■ **Task goal**
Output the data word for word, dropping every image.

■ **Items**
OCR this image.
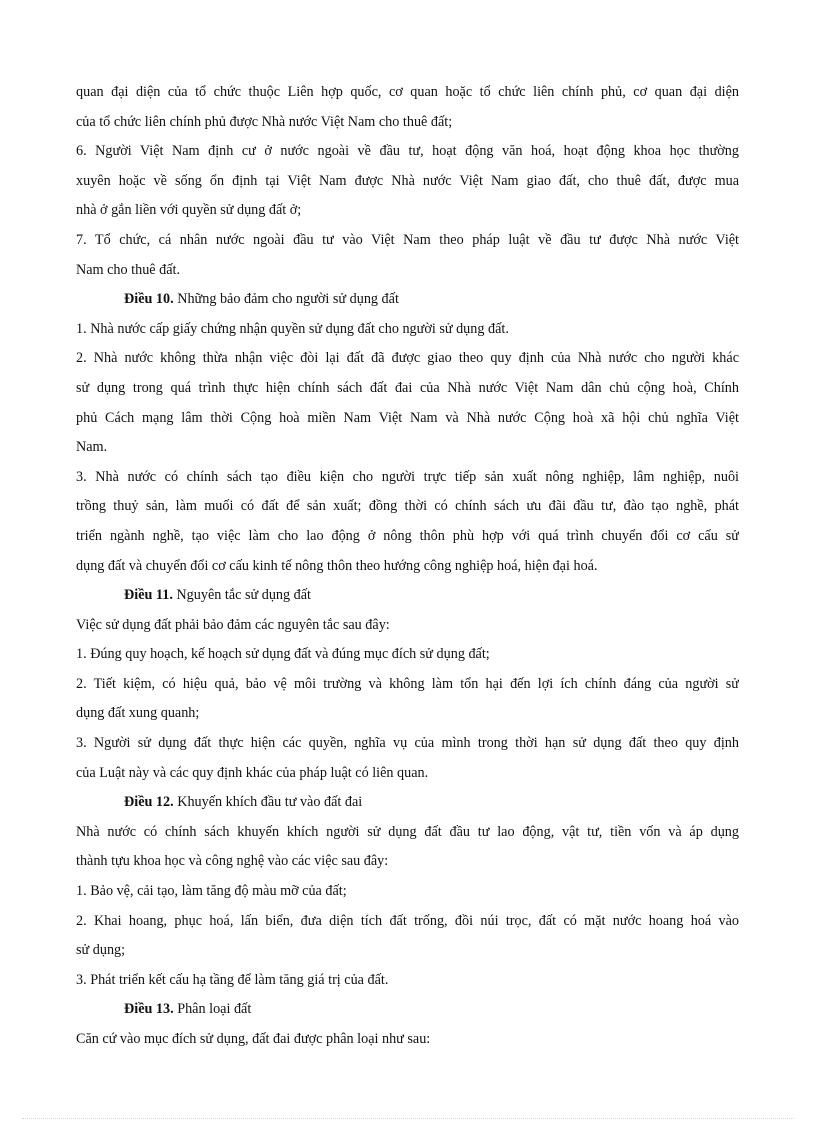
quan đại diện của tổ chức thuộc Liên hợp quốc, cơ quan hoặc tổ chức liên chính phủ, cơ quan đại diện
của tổ chức liên chính phủ được Nhà nước Việt Nam cho thuê đất;
6. Người Việt Nam định cư ở nước ngoài về đầu tư, hoạt động văn hoá, hoạt động khoa học thường
xuyên hoặc về sống ổn định tại Việt Nam được Nhà nước Việt Nam giao đất, cho thuê đất, được mua
nhà ở gắn liền với quyền sử dụng đất ở;
7. Tổ chức, cá nhân nước ngoài đầu tư vào Việt Nam theo pháp luật về đầu tư được Nhà nước Việt
Nam cho thuê đất.
Điều 10. Những bảo đảm cho người sử dụng đất
1. Nhà nước cấp giấy chứng nhận quyền sử dụng đất cho người sử dụng đất.
2. Nhà nước không thừa nhận việc đòi lại đất đã được giao theo quy định của Nhà nước cho người khác
sử dụng trong quá trình thực hiện chính sách đất đai của Nhà nước Việt Nam dân chủ cộng hoà, Chính
phủ Cách mạng lâm thời Cộng hoà miền Nam Việt Nam và Nhà nước Cộng hoà xã hội chủ nghĩa Việt
Nam.
3. Nhà nước có chính sách tạo điều kiện cho người trực tiếp sản xuất nông nghiệp, lâm nghiệp, nuôi
trồng thuỷ sản, làm muối có đất để sản xuất; đồng thời có chính sách ưu đãi đầu tư, đào tạo nghề, phát
triển ngành nghề, tạo việc làm cho lao động ở nông thôn phù hợp với quá trình chuyển đổi cơ cấu sử
dụng đất và chuyển đổi cơ cấu kinh tế nông thôn theo hướng công nghiệp hoá, hiện đại hoá.
Điều 11. Nguyên tắc sử dụng đất
Việc sử dụng đất phải bảo đảm các nguyên tắc sau đây:
1. Đúng quy hoạch, kế hoạch sử dụng đất và đúng mục đích sử dụng đất;
2. Tiết kiệm, có hiệu quả, bảo vệ môi trường và không làm tổn hại đến lợi ích chính đáng của người sử
dụng đất xung quanh;
3. Người sử dụng đất thực hiện các quyền, nghĩa vụ của mình trong thời hạn sử dụng đất theo quy định
của Luật này và các quy định khác của pháp luật có liên quan.
Điều 12. Khuyến khích đầu tư vào đất đai
Nhà nước có chính sách khuyến khích người sử dụng đất đầu tư lao động, vật tư, tiền vốn và áp dụng
thành tựu khoa học và công nghệ vào các việc sau đây:
1. Bảo vệ, cải tạo, làm tăng độ màu mỡ của đất;
2. Khai hoang, phục hoá, lấn biển, đưa diện tích đất trống, đồi núi trọc, đất có mặt nước hoang hoá vào
sử dụng;
3. Phát triển kết cấu hạ tầng để làm tăng giá trị của đất.
Điều 13. Phân loại đất
Căn cứ vào mục đích sử dụng, đất đai được phân loại như sau:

■ **Completed task**
OCR this image.
quan đại diện của tổ chức thuộc Liên hợp quốc, cơ quan hoặc tổ chức liên chính phủ, cơ quan đại diện
của tổ chức liên chính phủ được Nhà nước Việt Nam cho thuê đất;
6. Người Việt Nam định cư ở nước ngoài về đầu tư, hoạt động văn hoá, hoạt động khoa học thường
xuyên hoặc về sống ổn định tại Việt Nam được Nhà nước Việt Nam giao đất, cho thuê đất, được mua
nhà ở gắn liền với quyền sử dụng đất ở;
7. Tổ chức, cá nhân nước ngoài đầu tư vào Việt Nam theo pháp luật về đầu tư được Nhà nước Việt
Nam cho thuê đất.
Điều 10. Những bảo đảm cho người sử dụng đất
1. Nhà nước cấp giấy chứng nhận quyền sử dụng đất cho người sử dụng đất.
2. Nhà nước không thừa nhận việc đòi lại đất đã được giao theo quy định của Nhà nước cho người khác
sử dụng trong quá trình thực hiện chính sách đất đai của Nhà nước Việt Nam dân chủ cộng hoà, Chính
phủ Cách mạng lâm thời Cộng hoà miền Nam Việt Nam và Nhà nước Cộng hoà xã hội chủ nghĩa Việt
Nam.
3. Nhà nước có chính sách tạo điều kiện cho người trực tiếp sản xuất nông nghiệp, lâm nghiệp, nuôi
trồng thuỷ sản, làm muối có đất để sản xuất; đồng thời có chính sách ưu đãi đầu tư, đào tạo nghề, phát
triển ngành nghề, tạo việc làm cho lao động ở nông thôn phù hợp với quá trình chuyển đổi cơ cấu sử
dụng đất và chuyển đổi cơ cấu kinh tế nông thôn theo hướng công nghiệp hoá, hiện đại hoá.
Điều 11. Nguyên tắc sử dụng đất
Việc sử dụng đất phải bảo đảm các nguyên tắc sau đây:
1. Đúng quy hoạch, kế hoạch sử dụng đất và đúng mục đích sử dụng đất;
2. Tiết kiệm, có hiệu quả, bảo vệ môi trường và không làm tổn hại đến lợi ích chính đáng của người sử
dụng đất xung quanh;
3. Người sử dụng đất thực hiện các quyền, nghĩa vụ của mình trong thời hạn sử dụng đất theo quy định
của Luật này và các quy định khác của pháp luật có liên quan.
Điều 12. Khuyến khích đầu tư vào đất đai
Nhà nước có chính sách khuyến khích người sử dụng đất đầu tư lao động, vật tư, tiền vốn và áp dụng
thành tựu khoa học và công nghệ vào các việc sau đây:
1. Bảo vệ, cải tạo, làm tăng độ màu mỡ của đất;
2. Khai hoang, phục hoá, lấn biển, đưa diện tích đất trống, đồi núi trọc, đất có mặt nước hoang hoá vào
sử dụng;
3. Phát triển kết cấu hạ tầng để làm tăng giá trị của đất.
Điều 13. Phân loại đất
Căn cứ vào mục đích sử dụng, đất đai được phân loại như sau:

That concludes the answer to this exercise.